--- Begin ---
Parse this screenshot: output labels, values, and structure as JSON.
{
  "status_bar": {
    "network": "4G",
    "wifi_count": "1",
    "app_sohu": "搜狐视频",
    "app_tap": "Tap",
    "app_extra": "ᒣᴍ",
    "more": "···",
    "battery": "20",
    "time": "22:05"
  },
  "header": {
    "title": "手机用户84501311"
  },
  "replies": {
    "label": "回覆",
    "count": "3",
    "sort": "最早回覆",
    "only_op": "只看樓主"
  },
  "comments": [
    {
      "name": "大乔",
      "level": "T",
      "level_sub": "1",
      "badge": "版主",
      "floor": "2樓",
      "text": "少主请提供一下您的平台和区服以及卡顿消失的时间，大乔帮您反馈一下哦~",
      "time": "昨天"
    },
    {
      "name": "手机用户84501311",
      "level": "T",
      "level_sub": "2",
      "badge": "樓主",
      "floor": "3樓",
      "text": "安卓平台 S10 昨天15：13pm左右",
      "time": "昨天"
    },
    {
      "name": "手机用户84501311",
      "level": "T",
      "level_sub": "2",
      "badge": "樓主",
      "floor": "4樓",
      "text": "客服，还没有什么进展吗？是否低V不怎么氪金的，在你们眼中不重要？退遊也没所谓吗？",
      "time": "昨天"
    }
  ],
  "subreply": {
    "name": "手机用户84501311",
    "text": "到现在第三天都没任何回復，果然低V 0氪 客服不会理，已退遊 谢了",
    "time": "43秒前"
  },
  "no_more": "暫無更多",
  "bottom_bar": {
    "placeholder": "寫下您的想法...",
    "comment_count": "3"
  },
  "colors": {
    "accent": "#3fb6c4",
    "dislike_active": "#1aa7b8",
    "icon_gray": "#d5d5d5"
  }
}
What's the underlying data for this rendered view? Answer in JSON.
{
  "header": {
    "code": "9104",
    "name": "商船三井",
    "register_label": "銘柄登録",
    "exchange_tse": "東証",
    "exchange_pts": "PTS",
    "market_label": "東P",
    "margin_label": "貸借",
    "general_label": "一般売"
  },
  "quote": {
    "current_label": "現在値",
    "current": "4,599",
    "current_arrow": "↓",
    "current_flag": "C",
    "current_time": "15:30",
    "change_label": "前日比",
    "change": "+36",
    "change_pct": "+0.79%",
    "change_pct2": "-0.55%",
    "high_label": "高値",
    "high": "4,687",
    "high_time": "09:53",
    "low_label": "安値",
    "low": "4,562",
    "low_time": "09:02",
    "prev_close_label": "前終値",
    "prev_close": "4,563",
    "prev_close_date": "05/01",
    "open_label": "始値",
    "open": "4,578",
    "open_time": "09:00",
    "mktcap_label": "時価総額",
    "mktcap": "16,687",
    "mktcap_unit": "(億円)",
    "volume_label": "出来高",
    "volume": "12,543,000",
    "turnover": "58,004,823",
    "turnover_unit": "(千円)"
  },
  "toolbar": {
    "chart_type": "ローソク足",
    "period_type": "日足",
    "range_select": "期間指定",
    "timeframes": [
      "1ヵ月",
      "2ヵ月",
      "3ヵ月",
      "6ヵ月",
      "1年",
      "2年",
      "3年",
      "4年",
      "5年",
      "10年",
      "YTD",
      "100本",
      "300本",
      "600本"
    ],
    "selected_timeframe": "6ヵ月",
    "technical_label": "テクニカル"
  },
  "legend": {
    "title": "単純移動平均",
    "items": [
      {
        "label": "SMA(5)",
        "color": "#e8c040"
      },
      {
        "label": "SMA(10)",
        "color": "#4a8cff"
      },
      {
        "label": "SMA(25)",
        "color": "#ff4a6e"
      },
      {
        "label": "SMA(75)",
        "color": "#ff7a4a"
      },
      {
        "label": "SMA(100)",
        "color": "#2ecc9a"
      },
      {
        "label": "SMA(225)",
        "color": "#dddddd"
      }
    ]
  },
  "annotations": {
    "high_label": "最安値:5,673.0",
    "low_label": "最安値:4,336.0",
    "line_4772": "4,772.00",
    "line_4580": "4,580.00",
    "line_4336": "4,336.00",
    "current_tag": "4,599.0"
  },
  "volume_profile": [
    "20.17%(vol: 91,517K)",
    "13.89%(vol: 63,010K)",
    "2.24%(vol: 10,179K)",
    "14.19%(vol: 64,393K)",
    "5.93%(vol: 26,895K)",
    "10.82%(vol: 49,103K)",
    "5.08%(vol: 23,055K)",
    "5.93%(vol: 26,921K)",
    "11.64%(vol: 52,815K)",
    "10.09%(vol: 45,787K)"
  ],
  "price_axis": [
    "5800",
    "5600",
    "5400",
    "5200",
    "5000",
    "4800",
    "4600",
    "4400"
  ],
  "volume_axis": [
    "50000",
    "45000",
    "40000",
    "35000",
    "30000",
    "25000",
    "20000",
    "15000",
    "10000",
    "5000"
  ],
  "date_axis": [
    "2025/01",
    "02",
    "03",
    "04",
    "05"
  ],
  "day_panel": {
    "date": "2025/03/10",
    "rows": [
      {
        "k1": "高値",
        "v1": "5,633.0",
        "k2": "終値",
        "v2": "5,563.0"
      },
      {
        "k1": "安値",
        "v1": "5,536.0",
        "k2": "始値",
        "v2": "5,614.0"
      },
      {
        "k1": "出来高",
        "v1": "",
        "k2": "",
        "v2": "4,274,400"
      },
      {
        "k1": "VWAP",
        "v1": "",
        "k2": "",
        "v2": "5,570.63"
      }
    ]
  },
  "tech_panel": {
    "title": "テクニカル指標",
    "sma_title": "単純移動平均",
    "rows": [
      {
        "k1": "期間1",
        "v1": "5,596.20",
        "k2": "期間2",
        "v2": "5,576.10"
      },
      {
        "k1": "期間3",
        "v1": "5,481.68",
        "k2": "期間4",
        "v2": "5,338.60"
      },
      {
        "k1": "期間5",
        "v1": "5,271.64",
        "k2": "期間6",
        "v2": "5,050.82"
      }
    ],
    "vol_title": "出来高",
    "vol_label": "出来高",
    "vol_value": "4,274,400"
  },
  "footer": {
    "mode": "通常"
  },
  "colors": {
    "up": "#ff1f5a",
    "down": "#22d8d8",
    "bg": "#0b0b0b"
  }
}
--- End ---
Aim — Reproduce the complete data exactly as presented above.

Worked answer —
Parse this screenshot: output labels, values, and structure as JSON.
{
  "status_bar": {
    "network": "4G",
    "wifi_count": "1",
    "app_sohu": "搜狐视频",
    "app_tap": "Tap",
    "app_extra": "ᒣᴍ",
    "more": "···",
    "battery": "20",
    "time": "22:05"
  },
  "header": {
    "title": "手机用户84501311"
  },
  "replies": {
    "label": "回覆",
    "count": "3",
    "sort": "最早回覆",
    "only_op": "只看樓主"
  },
  "comments": [
    {
      "name": "大乔",
      "level": "T",
      "level_sub": "1",
      "badge": "版主",
      "floor": "2樓",
      "text": "少主请提供一下您的平台和区服以及卡顿消失的时间，大乔帮您反馈一下哦~",
      "time": "昨天"
    },
    {
      "name": "手机用户84501311",
      "level": "T",
      "level_sub": "2",
      "badge": "樓主",
      "floor": "3樓",
      "text": "安卓平台 S10 昨天15：13pm左右",
      "time": "昨天"
    },
    {
      "name": "手机用户84501311",
      "level": "T",
      "level_sub": "2",
      "badge": "樓主",
      "floor": "4樓",
      "text": "客服，还没有什么进展吗？是否低V不怎么氪金的，在你们眼中不重要？退遊也没所谓吗？",
      "time": "昨天"
    }
  ],
  "subreply": {
    "name": "手机用户84501311",
    "text": "到现在第三天都没任何回復，果然低V 0氪 客服不会理，已退遊 谢了",
    "time": "43秒前"
  },
  "no_more": "暫無更多",
  "bottom_bar": {
    "placeholder": "寫下您的想法...",
    "comment_count": "3"
  },
  "colors": {
    "accent": "#3fb6c4",
    "dislike_active": "#1aa7b8",
    "icon_gray": "#d5d5d5"
  }
}
What's the underlying data for this rendered view? Answer in JSON.
{
  "header": {
    "code": "9104",
    "name": "商船三井",
    "register_label": "銘柄登録",
    "exchange_tse": "東証",
    "exchange_pts": "PTS",
    "market_label": "東P",
    "margin_label": "貸借",
    "general_label": "一般売"
  },
  "quote": {
    "current_label": "現在値",
    "current": "4,599",
    "current_arrow": "↓",
    "current_flag": "C",
    "current_time": "15:30",
    "change_label": "前日比",
    "change": "+36",
    "change_pct": "+0.79%",
    "change_pct2": "-0.55%",
    "high_label": "高値",
    "high": "4,687",
    "high_time": "09:53",
    "low_label": "安値",
    "low": "4,562",
    "low_time": "09:02",
    "prev_close_label": "前終値",
    "prev_close": "4,563",
    "prev_close_date": "05/01",
    "open_label": "始値",
    "open": "4,578",
    "open_time": "09:00",
    "mktcap_label": "時価総額",
    "mktcap": "16,687",
    "mktcap_unit": "(億円)",
    "volume_label": "出来高",
    "volume": "12,543,000",
    "turnover": "58,004,823",
    "turnover_unit": "(千円)"
  },
  "toolbar": {
    "chart_type": "ローソク足",
    "period_type": "日足",
    "range_select": "期間指定",
    "timeframes": [
      "1ヵ月",
      "2ヵ月",
      "3ヵ月",
      "6ヵ月",
      "1年",
      "2年",
      "3年",
      "4年",
      "5年",
      "10年",
      "YTD",
      "100本",
      "300本",
      "600本"
    ],
    "selected_timeframe": "6ヵ月",
    "technical_label": "テクニカル"
  },
  "legend": {
    "title": "単純移動平均",
    "items": [
      {
        "label": "SMA(5)",
        "color": "#e8c040"
      },
      {
        "label": "SMA(10)",
        "color": "#4a8cff"
      },
      {
        "label": "SMA(25)",
        "color": "#ff4a6e"
      },
      {
        "label": "SMA(75)",
        "color": "#ff7a4a"
      },
      {
        "label": "SMA(100)",
        "color": "#2ecc9a"
      },
      {
        "label": "SMA(225)",
        "color": "#dddddd"
      }
    ]
  },
  "annotations": {
    "high_label": "最安値:5,673.0",
    "low_label": "最安値:4,336.0",
    "line_4772": "4,772.00",
    "line_4580": "4,580.00",
    "line_4336": "4,336.00",
    "current_tag": "4,599.0"
  },
  "volume_profile": [
    "20.17%(vol: 91,517K)",
    "13.89%(vol: 63,010K)",
    "2.24%(vol: 10,179K)",
    "14.19%(vol: 64,393K)",
    "5.93%(vol: 26,895K)",
    "10.82%(vol: 49,103K)",
    "5.08%(vol: 23,055K)",
    "5.93%(vol: 26,921K)",
    "11.64%(vol: 52,815K)",
    "10.09%(vol: 45,787K)"
  ],
  "price_axis": [
    "5800",
    "5600",
    "5400",
    "5200",
    "5000",
    "4800",
    "4600",
    "4400"
  ],
  "volume_axis": [
    "50000",
    "45000",
    "40000",
    "35000",
    "30000",
    "25000",
    "20000",
    "15000",
    "10000",
    "5000"
  ],
  "date_axis": [
    "2025/01",
    "02",
    "03",
    "04",
    "05"
  ],
  "day_panel": {
    "date": "2025/03/10",
    "rows": [
      {
        "k1": "高値",
        "v1": "5,633.0",
        "k2": "終値",
        "v2": "5,563.0"
      },
      {
        "k1": "安値",
        "v1": "5,536.0",
        "k2": "始値",
        "v2": "5,614.0"
      },
      {
        "k1": "出来高",
        "v1": "",
        "k2": "",
        "v2": "4,274,400"
      },
      {
        "k1": "VWAP",
        "v1": "",
        "k2": "",
        "v2": "5,570.63"
      }
    ]
  },
  "tech_panel": {
    "title": "テクニカル指標",
    "sma_title": "単純移動平均",
    "rows": [
      {
        "k1": "期間1",
        "v1": "5,596.20",
        "k2": "期間2",
        "v2": "5,576.10"
      },
      {
        "k1": "期間3",
        "v1": "5,481.68",
        "k2": "期間4",
        "v2": "5,338.60"
      },
      {
        "k1": "期間5",
        "v1": "5,271.64",
        "k2": "期間6",
        "v2": "5,050.82"
      }
    ],
    "vol_title": "出来高",
    "vol_label": "出来高",
    "vol_value": "4,274,400"
  },
  "footer": {
    "mode": "通常"
  },
  "colors": {
    "up": "#ff1f5a",
    "down": "#22d8d8",
    "bg": "#0b0b0b"
  }
}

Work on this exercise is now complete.